### Supplied material
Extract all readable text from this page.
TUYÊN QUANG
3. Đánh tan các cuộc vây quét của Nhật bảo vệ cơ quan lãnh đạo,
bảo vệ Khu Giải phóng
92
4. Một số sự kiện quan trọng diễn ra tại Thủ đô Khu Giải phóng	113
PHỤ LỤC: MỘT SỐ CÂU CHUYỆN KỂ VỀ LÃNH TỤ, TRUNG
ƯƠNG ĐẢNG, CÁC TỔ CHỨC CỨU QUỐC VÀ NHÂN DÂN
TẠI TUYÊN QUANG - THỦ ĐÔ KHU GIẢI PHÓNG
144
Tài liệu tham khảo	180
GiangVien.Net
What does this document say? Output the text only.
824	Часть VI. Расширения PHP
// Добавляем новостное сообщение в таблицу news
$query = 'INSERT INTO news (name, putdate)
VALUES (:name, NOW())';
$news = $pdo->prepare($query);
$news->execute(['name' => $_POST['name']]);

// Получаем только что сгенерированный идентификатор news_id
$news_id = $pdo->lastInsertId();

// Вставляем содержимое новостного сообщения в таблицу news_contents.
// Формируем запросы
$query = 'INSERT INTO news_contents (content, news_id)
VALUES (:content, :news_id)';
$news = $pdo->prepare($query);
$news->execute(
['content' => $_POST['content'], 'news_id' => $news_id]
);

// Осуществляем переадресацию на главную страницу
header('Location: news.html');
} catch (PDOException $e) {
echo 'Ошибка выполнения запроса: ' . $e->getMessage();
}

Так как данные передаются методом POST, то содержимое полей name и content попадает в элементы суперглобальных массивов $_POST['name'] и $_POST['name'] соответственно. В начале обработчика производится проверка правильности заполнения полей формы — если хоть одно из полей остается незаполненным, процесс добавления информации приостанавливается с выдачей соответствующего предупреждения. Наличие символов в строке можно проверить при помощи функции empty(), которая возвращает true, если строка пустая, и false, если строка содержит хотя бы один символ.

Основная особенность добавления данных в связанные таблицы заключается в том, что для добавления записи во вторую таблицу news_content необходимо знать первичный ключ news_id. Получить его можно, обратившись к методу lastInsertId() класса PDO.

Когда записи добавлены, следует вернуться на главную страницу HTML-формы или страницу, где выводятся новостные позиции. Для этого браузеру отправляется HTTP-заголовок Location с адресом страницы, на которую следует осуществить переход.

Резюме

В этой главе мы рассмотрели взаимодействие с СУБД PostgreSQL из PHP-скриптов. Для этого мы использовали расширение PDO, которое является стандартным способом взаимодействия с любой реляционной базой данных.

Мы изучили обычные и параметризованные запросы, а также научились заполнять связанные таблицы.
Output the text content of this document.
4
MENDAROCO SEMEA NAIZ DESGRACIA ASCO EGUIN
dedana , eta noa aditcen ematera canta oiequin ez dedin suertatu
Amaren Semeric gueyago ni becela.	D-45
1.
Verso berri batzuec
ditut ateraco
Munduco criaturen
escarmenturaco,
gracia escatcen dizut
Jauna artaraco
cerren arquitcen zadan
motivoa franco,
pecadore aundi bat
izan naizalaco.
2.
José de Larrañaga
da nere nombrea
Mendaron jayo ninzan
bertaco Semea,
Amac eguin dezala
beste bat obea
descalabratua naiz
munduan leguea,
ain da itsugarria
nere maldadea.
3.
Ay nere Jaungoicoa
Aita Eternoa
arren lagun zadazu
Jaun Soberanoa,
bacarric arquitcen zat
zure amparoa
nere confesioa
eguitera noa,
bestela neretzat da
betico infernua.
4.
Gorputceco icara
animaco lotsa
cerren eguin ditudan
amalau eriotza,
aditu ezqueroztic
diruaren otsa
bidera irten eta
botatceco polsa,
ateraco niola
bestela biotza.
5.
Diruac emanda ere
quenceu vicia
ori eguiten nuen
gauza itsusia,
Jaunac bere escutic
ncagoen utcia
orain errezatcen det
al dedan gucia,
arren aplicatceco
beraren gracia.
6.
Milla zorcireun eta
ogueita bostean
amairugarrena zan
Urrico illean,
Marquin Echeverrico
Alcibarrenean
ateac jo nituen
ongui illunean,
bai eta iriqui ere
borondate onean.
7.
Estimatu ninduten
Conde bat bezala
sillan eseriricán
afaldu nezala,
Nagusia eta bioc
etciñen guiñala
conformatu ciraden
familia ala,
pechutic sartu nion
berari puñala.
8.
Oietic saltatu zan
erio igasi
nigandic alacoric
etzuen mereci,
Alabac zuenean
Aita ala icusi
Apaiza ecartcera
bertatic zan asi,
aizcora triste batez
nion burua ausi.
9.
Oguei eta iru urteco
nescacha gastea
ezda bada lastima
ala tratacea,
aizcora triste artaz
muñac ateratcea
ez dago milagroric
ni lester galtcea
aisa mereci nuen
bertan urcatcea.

### Requirements
Repeat exactly the lines from the line containing "Output the text content of this document." through the last line of the records above, including both, and nothing else.

### Solved exercise
Output the text content of this document.
4
MENDAROCO SEMEA NAIZ DESGRACIA ASCO EGUIN
dedana , eta noa aditcen ematera canta oiequin ez dedin suertatu
Amaren Semeric gueyago ni becela.	D-45
1.
Verso berri batzuec
ditut ateraco
Munduco criaturen
escarmenturaco,
gracia escatcen dizut
Jauna artaraco
cerren arquitcen zadan
motivoa franco,
pecadore aundi bat
izan naizalaco.
2.
José de Larrañaga
da nere nombrea
Mendaron jayo ninzan
bertaco Semea,
Amac eguin dezala
beste bat obea
descalabratua naiz
munduan leguea,
ain da itsugarria
nere maldadea.
3.
Ay nere Jaungoicoa
Aita Eternoa
arren lagun zadazu
Jaun Soberanoa,
bacarric arquitcen zat
zure amparoa
nere confesioa
eguitera noa,
bestela neretzat da
betico infernua.
4.
Gorputceco icara
animaco lotsa
cerren eguin ditudan
amalau eriotza,
aditu ezqueroztic
diruaren otsa
bidera irten eta
botatceco polsa,
ateraco niola
bestela biotza.
5.
Diruac emanda ere
quenceu vicia
ori eguiten nuen
gauza itsusia,
Jaunac bere escutic
ncagoen utcia
orain errezatcen det
al dedan gucia,
arren aplicatceco
beraren gracia.
6.
Milla zorcireun eta
ogueita bostean
amairugarrena zan
Urrico illean,
Marquin Echeverrico
Alcibarrenean
ateac jo nituen
ongui illunean,
bai eta iriqui ere
borondate onean.
7.
Estimatu ninduten
Conde bat bezala
sillan eseriricán
afaldu nezala,
Nagusia eta bioc
etciñen guiñala
conformatu ciraden
familia ala,
pechutic sartu nion
berari puñala.
8.
Oietic saltatu zan
erio igasi
nigandic alacoric
etzuen mereci,
Alabac zuenean
Aita ala icusi
Apaiza ecartcera
bertatic zan asi,
aizcora triste batez
nion burua ausi.
9.
Oguei eta iru urteco
nescacha gastea
ezda bada lastima
ala tratacea,
aizcora triste artaz
muñac ateratcea
ez dago milagroric
ni lester galtcea
aisa mereci nuen
bertan urcatcea.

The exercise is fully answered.